● **Exercise prompt**
Make an exact copy of each entry, leaving out every picture.

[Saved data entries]
"""

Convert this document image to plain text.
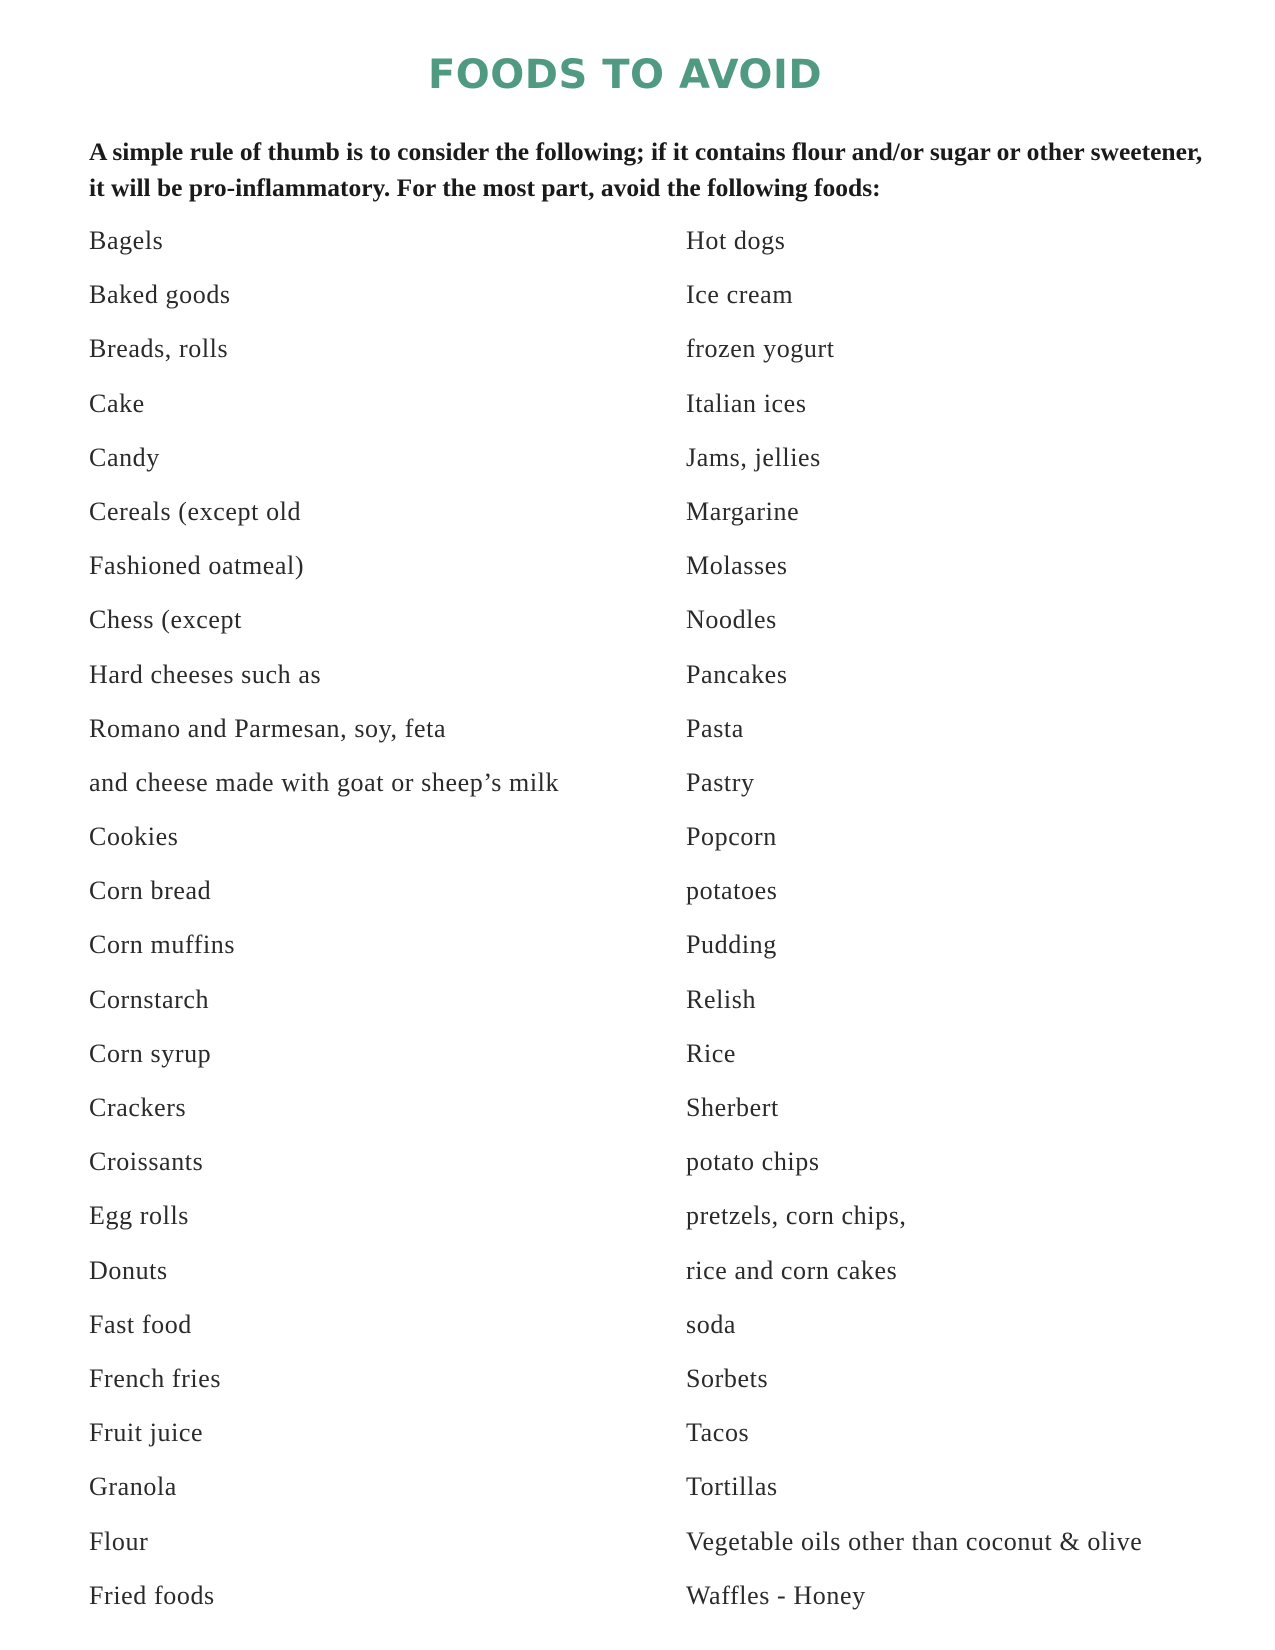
FOODS TO AVOID

A simple rule of thumb is to consider the following; if it contains flour and/or sugar or other sweetener, it will be pro-inflammatory. For the most part, avoid the following foods:

Bagels
Baked goods
Breads, rolls
Cake
Candy
Cereals (except old
Fashioned oatmeal)
Chess (except
Hard cheeses such as
Romano and Parmesan, soy, feta
and cheese made with goat or sheep’s milk
Cookies
Corn bread
Corn muffins
Cornstarch
Corn syrup
Crackers
Croissants
Egg rolls
Donuts
Fast food
French fries
Fruit juice
Granola
Flour
Fried foods
Hot dogs
Ice cream
frozen yogurt
Italian ices
Jams, jellies
Margarine
Molasses
Noodles
Pancakes
Pasta
Pastry
Popcorn
potatoes
Pudding
Relish
Rice
Sherbert
potato chips
pretzels, corn chips,
rice and corn cakes
soda
Sorbets
Tacos
Tortillas
Vegetable oils other than coconut & olive
Waffles - Honey
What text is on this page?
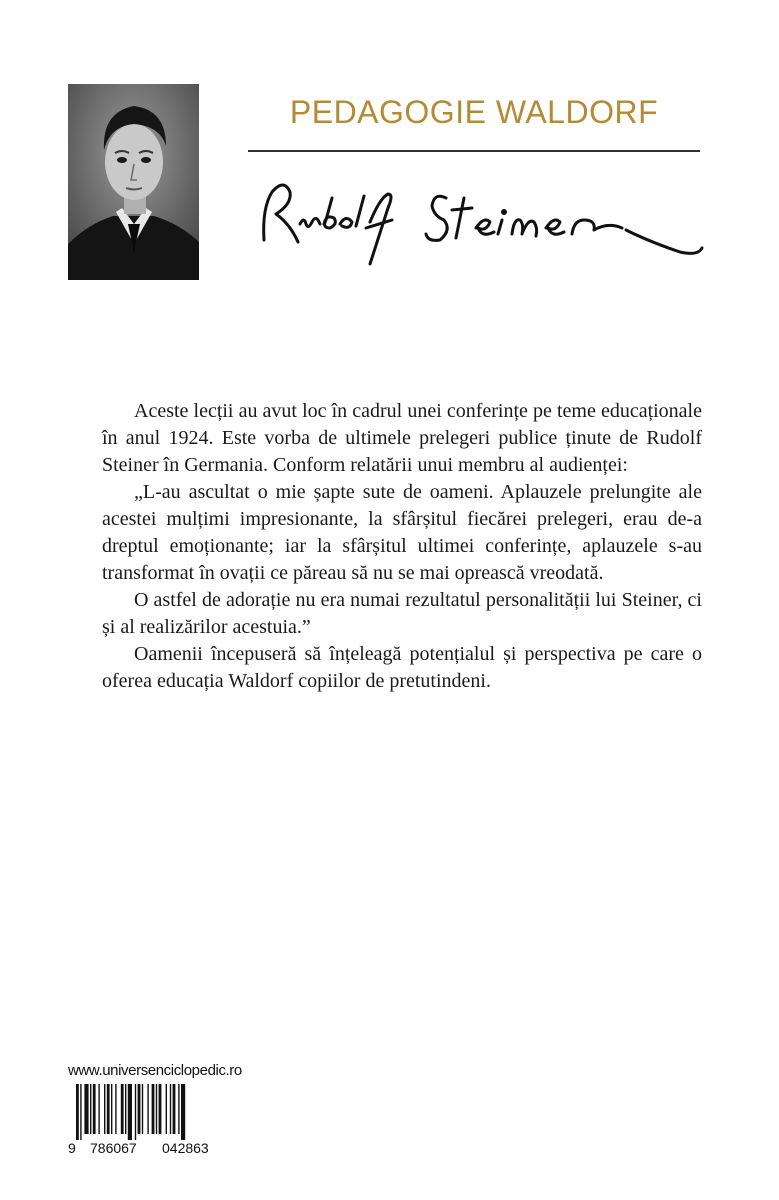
PEDAGOGIE WALDORF

Aceste lecții au avut loc în cadrul unei conferințe pe teme educaționale în anul 1924. Este vorba de ultimele prelegeri publice ținute de Rudolf Steiner în Germania. Conform relatării unui membru al audienței:

„L-au ascultat o mie șapte sute de oameni. Aplauzele prelungite ale acestei mulțimi impresionante, la sfârșitul fiecărei prelegeri, erau de-a dreptul emoționante; iar la sfârșitul ultimei conferințe, aplauzele s-au transformat în ovații ce păreau să nu se mai oprească vreodată.

O astfel de adorație nu era numai rezultatul personalității lui Steiner, ci și al realizărilor acestuia.”

Oamenii începuseră să înțeleagă potențialul și perspectiva pe care o oferea educația Waldorf copiilor de pretutindeni.

www.universenciclopedic.ro
9 786067 042863
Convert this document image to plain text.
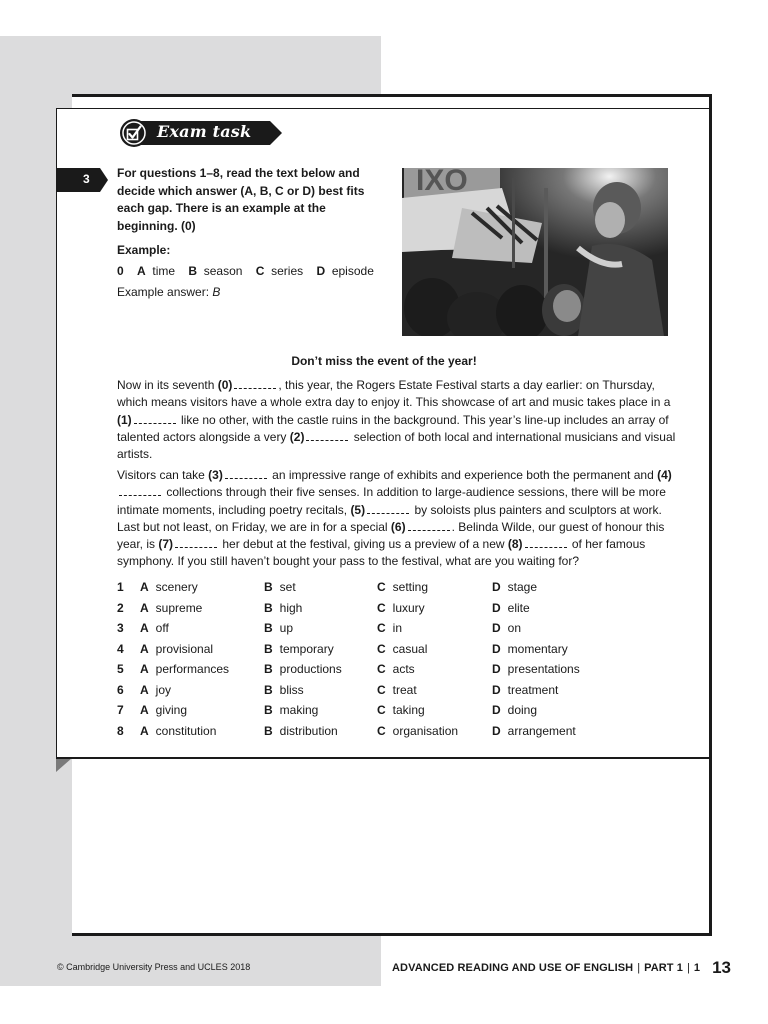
Exam task
3 For questions 1–8, read the text below and decide which answer (A, B, C or D) best fits each gap. There is an example at the beginning. (0)
Example:
0 A time B season C series D episode
Example answer: B
IXO
Don’t miss the event of the year!
Now in its seventh (0)	, this year, the Rogers Estate Festival starts a day earlier: on Thursday, which means visitors have a whole extra day to enjoy it. This showcase of art and music takes place in a (1)	like no other, with the castle ruins in the background. This year’s line-up includes an array of talented actors alongside a very (2)	selection of both local and international musicians and visual artists.
Visitors can take (3)	an impressive range of exhibits and experience both the permanent and (4) collections through their five senses. In addition to large-audience sessions, there will be more intimate moments, including poetry recitals, (5)	by soloists plus painters and sculptors at work. Last but not least, on Friday, we are in for a special (6)	. Belinda Wilde, our guest of honour this year, is (7)	her debut at the festival, giving us a preview of a new (8)	of her famous symphony. If you still haven’t bought your pass to the festival, what are you waiting for?
1 A scenery	B set	C setting	D stage
2 A supreme	B high	C luxury	D elite
3 A off	B up	C in	D on
4 A provisional	B temporary	C casual	D momentary
5 A performances	B productions	C acts	D presentations
6 A joy	B bliss	C treat	D treatment
7 A giving	B making	C taking	D doing
8 A constitution	B distribution	C organisation	D arrangement
© Cambridge University Press and UCLES 2018	ADVANCED READING AND USE OF ENGLISH | PART 1 | 1 13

"""

● **Result of the task**
Convert this document image to plain text.
FOODS TO AVOID

A simple rule of thumb is to consider the following; if it contains flour and/or sugar or other sweetener, it will be pro-inflammatory. For the most part, avoid the following foods:

Bagels
Baked goods
Breads, rolls
Cake
Candy
Cereals (except old
Fashioned oatmeal)
Chess (except
Hard cheeses such as
Romano and Parmesan, soy, feta
and cheese made with goat or sheep’s milk
Cookies
Corn bread
Corn muffins
Cornstarch
Corn syrup
Crackers
Croissants
Egg rolls
Donuts
Fast food
French fries
Fruit juice
Granola
Flour
Fried foods
Hot dogs
Ice cream
frozen yogurt
Italian ices
Jams, jellies
Margarine
Molasses
Noodles
Pancakes
Pasta
Pastry
Popcorn
potatoes
Pudding
Relish
Rice
Sherbert
potato chips
pretzels, corn chips,
rice and corn cakes
soda
Sorbets
Tacos
Tortillas
Vegetable oils other than coconut & olive
Waffles - Honey
What text is on this page?
PEDAGOGIE WALDORF

Aceste lecții au avut loc în cadrul unei conferințe pe teme educaționale în anul 1924. Este vorba de ultimele prelegeri publice ținute de Rudolf Steiner în Germania. Conform relatării unui membru al audienței:

„L-au ascultat o mie șapte sute de oameni. Aplauzele prelungite ale acestei mulțimi impresionante, la sfârșitul fiecărei prelegeri, erau de-a dreptul emoționante; iar la sfârșitul ultimei conferințe, aplauzele s-au transformat în ovații ce păreau să nu se mai oprească vreodată.

O astfel de adorație nu era numai rezultatul personalității lui Steiner, ci și al realizărilor acestuia.”

Oamenii începuseră să înțeleagă potențialul și perspectiva pe care o oferea educația Waldorf copiilor de pretutindeni.

www.universenciclopedic.ro
9 786067 042863
Convert this document image to plain text.
Exam task
3 For questions 1–8, read the text below and decide which answer (A, B, C or D) best fits each gap. There is an example at the beginning. (0)
Example:
0 A time B season C series D episode
Example answer: B
IXO
Don’t miss the event of the year!
Now in its seventh (0)	, this year, the Rogers Estate Festival starts a day earlier: on Thursday, which means visitors have a whole extra day to enjoy it. This showcase of art and music takes place in a (1)	like no other, with the castle ruins in the background. This year’s line-up includes an array of talented actors alongside a very (2)	selection of both local and international musicians and visual artists.
Visitors can take (3)	an impressive range of exhibits and experience both the permanent and (4) collections through their five senses. In addition to large-audience sessions, there will be more intimate moments, including poetry recitals, (5)	by soloists plus painters and sculptors at work. Last but not least, on Friday, we are in for a special (6)	. Belinda Wilde, our guest of honour this year, is (7)	her debut at the festival, giving us a preview of a new (8)	of her famous symphony. If you still haven’t bought your pass to the festival, what are you waiting for?
1 A scenery	B set	C setting	D stage
2 A supreme	B high	C luxury	D elite
3 A off	B up	C in	D on
4 A provisional	B temporary	C casual	D momentary
5 A performances	B productions	C acts	D presentations
6 A joy	B bliss	C treat	D treatment
7 A giving	B making	C taking	D doing
8 A constitution	B distribution	C organisation	D arrangement
© Cambridge University Press and UCLES 2018	ADVANCED READING AND USE OF ENGLISH | PART 1 | 1 13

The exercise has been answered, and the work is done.